* _EXERCISE AIM_:
Copy all lines of the listing that include the string "LIGHTNING".

* _DATASET ROWS_:
— BEGIN —
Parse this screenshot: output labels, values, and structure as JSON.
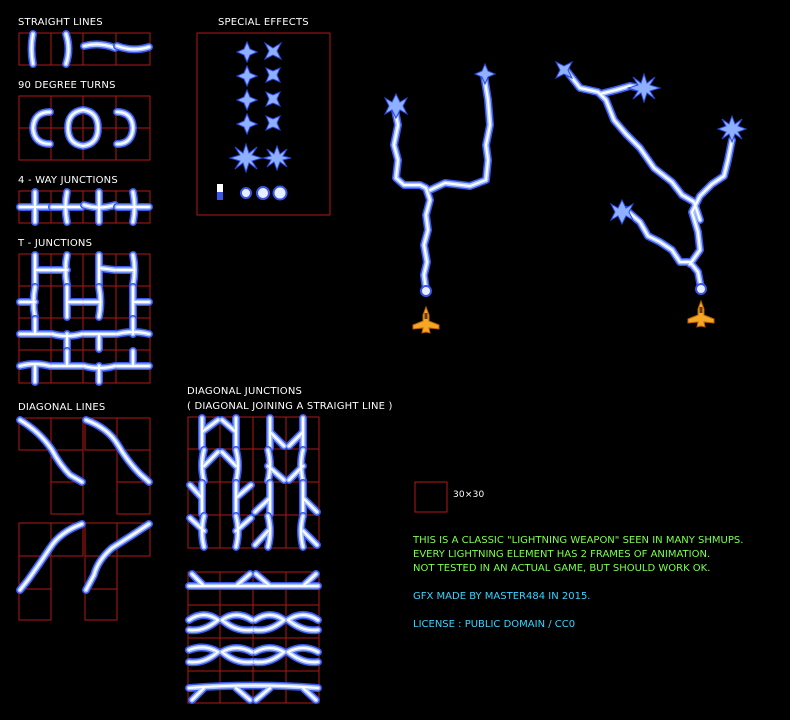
{
  "sections": {
    "straight_lines": "STRAIGHT LINES",
    "turns_90": "90 DEGREE TURNS",
    "four_way": "4 - WAY JUNCTIONS",
    "t_junctions": "T - JUNCTIONS",
    "diagonal_lines": "DIAGONAL LINES",
    "special_effects": "SPECIAL EFFECTS",
    "diagonal_junctions": "DIAGONAL JUNCTIONS",
    "diagonal_junctions_sub": "( DIAGONAL JOINING A STRAIGHT LINE )"
  },
  "legend": {
    "size": "30×30"
  },
  "info": {
    "line1": "THIS IS A CLASSIC \"LIGHTNING WEAPON\" SEEN IN MANY SHMUPS.",
    "line2": "EVERY LIGHTNING ELEMENT HAS 2 FRAMES OF ANIMATION.",
    "line3": "NOT TESTED IN AN ACTUAL GAME, BUT SHOULD WORK OK.",
    "credit": "GFX MADE BY MASTER484 IN 2015.",
    "license": "LICENSE : PUBLIC DOMAIN / CC0"
  },
  "colors": {
    "background": "#000000",
    "grid": "#b01818",
    "bolt_outer": "#3a56e8",
    "bolt_mid": "#a9c4ff",
    "bolt_core": "#ffffff",
    "info_green": "#7cff4c",
    "info_cyan": "#38d4ff",
    "ship": "#f5a623"
  },
  "icons": [
    "star-spark-icon",
    "x-spark-icon",
    "burst-icon",
    "orb-icon",
    "ship-icon"
  ]
}
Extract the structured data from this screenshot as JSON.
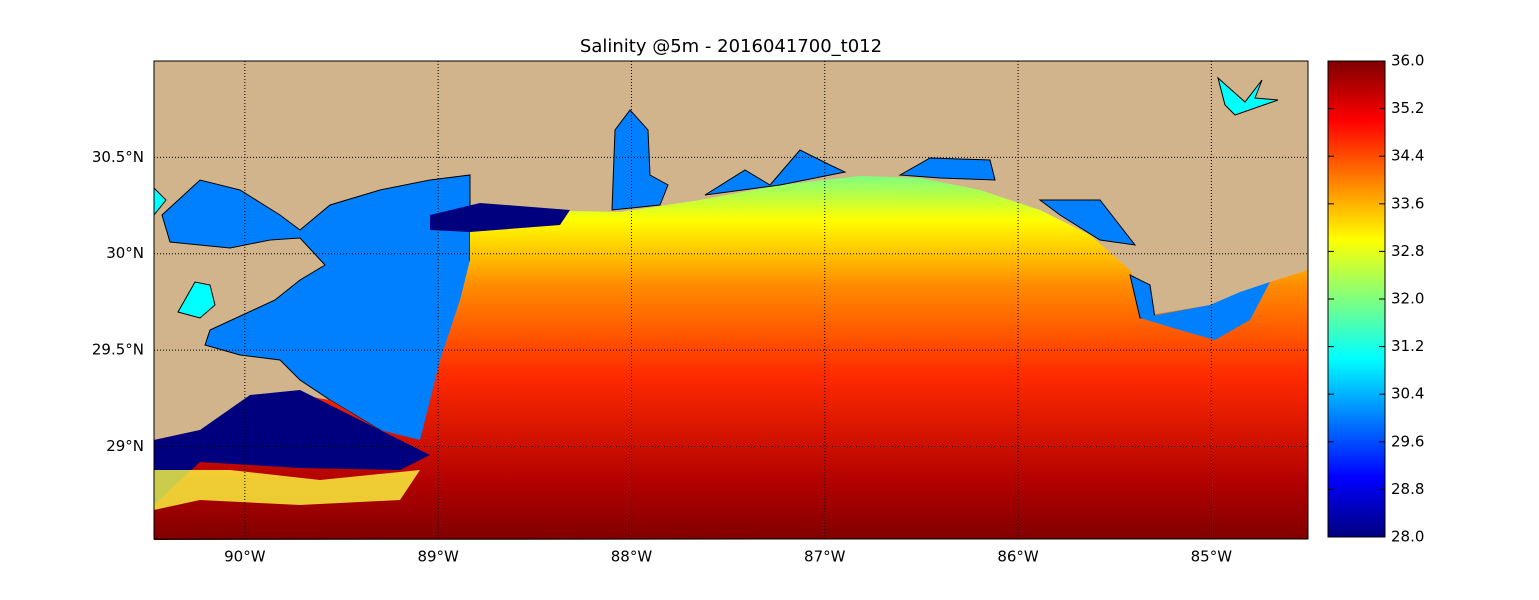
{
  "chart_data": {
    "type": "map",
    "title": "Salinity @5m - 2016041700_t012",
    "xlim": [
      -90.47,
      -84.5
    ],
    "ylim": [
      28.52,
      31.0
    ],
    "xticks": [
      {
        "value": -90,
        "label": "90°W"
      },
      {
        "value": -89,
        "label": "89°W"
      },
      {
        "value": -88,
        "label": "88°W"
      },
      {
        "value": -87,
        "label": "87°W"
      },
      {
        "value": -86,
        "label": "86°W"
      },
      {
        "value": -85,
        "label": "85°W"
      }
    ],
    "yticks": [
      {
        "value": 29,
        "label": "29°N"
      },
      {
        "value": 29.5,
        "label": "29.5°N"
      },
      {
        "value": 30,
        "label": "30°N"
      },
      {
        "value": 30.5,
        "label": "30.5°N"
      }
    ],
    "grid": true,
    "colorbar": {
      "lim": [
        28,
        36
      ],
      "colormap": [
        "#00007f",
        "#0000ff",
        "#007fff",
        "#00ffff",
        "#7fff7f",
        "#ffff00",
        "#ff7f00",
        "#ff0000",
        "#7f0000"
      ],
      "ticks": [
        {
          "value": 28,
          "label": "28.0"
        },
        28.8,
        29.6,
        30.4,
        31.2,
        {
          "value": 32,
          "label": "32.0"
        },
        32.8,
        33.6,
        34.4,
        35.2,
        {
          "value": 36,
          "label": "36.0"
        }
      ]
    }
  }
}
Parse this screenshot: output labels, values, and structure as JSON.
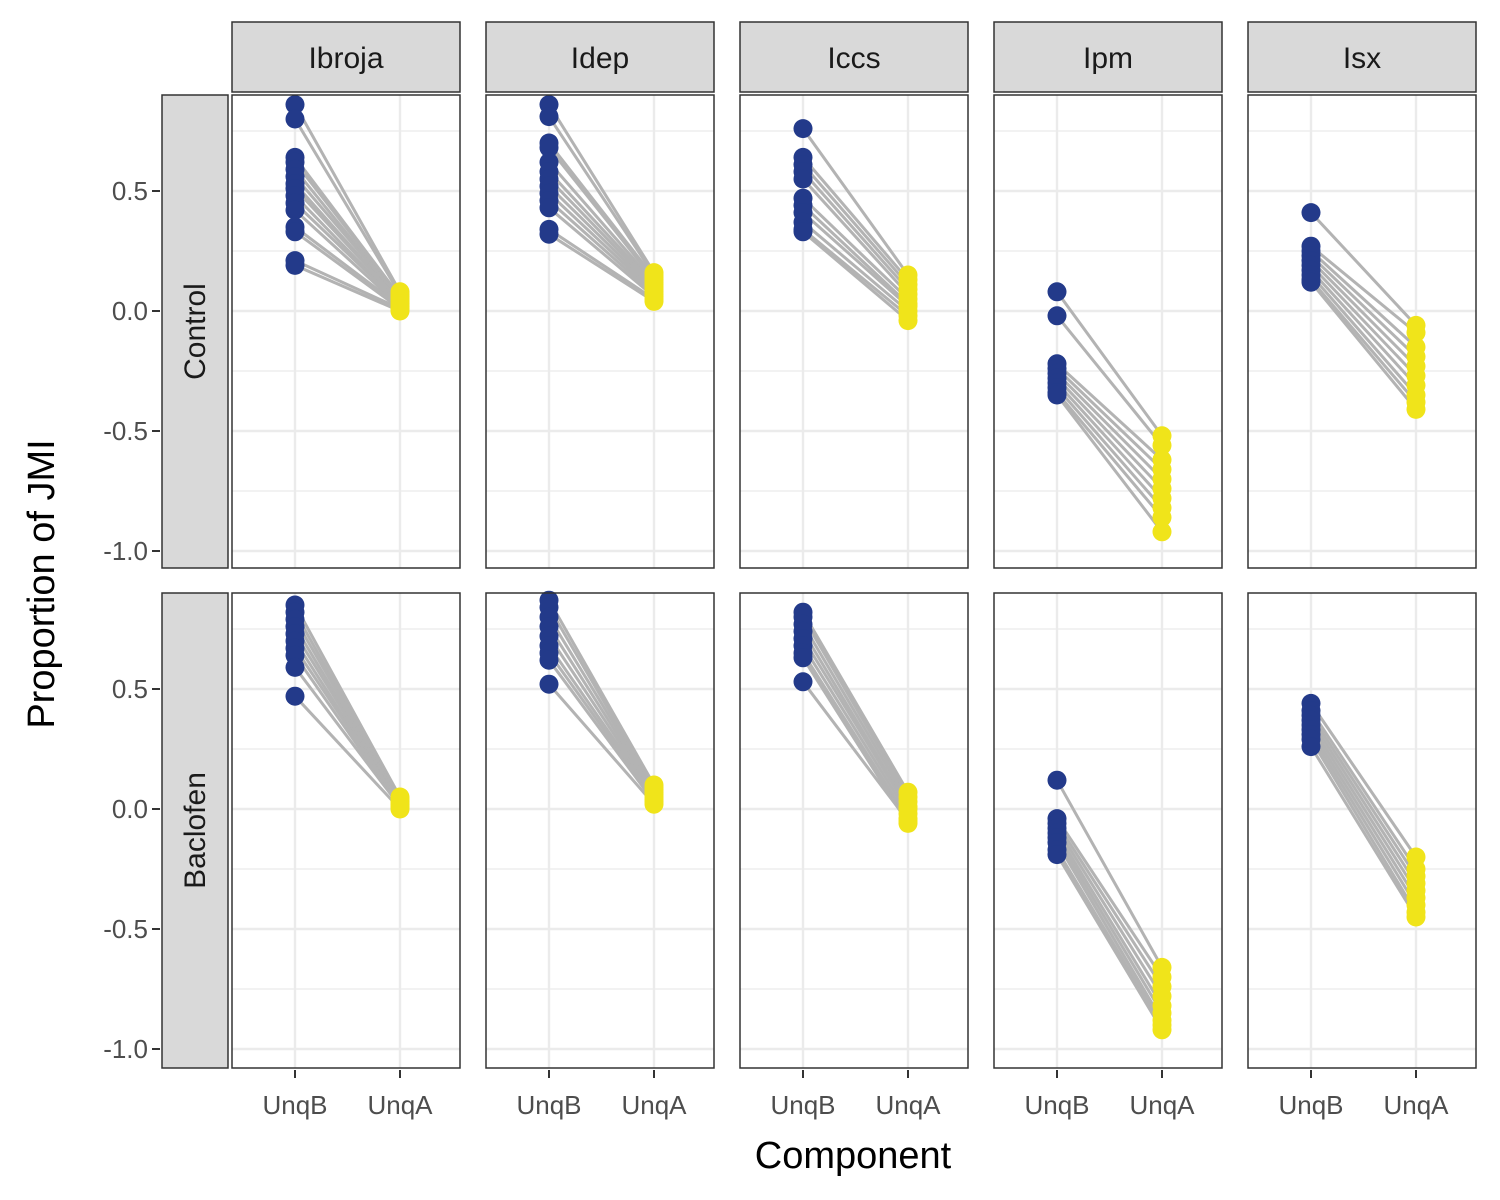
— END —
* _FULL OUTPUT_:
    "line1": "THIS IS A CLASSIC \"LIGHTNING WEAPON\" SEEN IN MANY SHMUPS.",
    "line2": "EVERY LIGHTNING ELEMENT HAS 2 FRAMES OF ANIMATION.",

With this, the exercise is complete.